__Set problem__
Gather up every line from the entries below that uses the word "icon".
* begin Records supplied *
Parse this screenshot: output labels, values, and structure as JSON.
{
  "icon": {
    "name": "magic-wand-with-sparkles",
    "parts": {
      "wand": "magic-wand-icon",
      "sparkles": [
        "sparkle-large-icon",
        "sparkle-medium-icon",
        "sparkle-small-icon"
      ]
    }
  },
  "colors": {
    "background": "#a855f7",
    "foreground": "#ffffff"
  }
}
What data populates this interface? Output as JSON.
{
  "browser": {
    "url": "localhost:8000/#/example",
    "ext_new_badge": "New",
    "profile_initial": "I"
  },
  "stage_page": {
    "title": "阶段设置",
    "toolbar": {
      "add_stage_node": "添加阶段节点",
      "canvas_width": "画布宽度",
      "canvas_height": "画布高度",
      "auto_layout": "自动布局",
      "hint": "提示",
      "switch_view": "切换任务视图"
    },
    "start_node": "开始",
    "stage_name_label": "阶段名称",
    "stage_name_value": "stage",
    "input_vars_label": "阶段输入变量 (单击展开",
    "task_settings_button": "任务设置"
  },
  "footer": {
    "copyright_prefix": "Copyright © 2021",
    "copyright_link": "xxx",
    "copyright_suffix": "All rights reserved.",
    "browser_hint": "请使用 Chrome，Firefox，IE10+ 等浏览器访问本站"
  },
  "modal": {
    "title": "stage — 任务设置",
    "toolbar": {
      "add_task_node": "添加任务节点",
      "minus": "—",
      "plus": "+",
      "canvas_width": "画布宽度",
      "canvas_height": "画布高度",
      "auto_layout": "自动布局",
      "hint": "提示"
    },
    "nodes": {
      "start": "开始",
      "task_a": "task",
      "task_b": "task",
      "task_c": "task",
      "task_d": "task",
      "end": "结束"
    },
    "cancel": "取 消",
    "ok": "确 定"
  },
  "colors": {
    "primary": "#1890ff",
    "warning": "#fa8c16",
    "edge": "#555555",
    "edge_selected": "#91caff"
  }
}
* end Records supplied *
__Solution to this task__
  "icon": {
      "wand": "magic-wand-icon",
        "sparkle-large-icon",
        "sparkle-medium-icon",
        "sparkle-small-icon"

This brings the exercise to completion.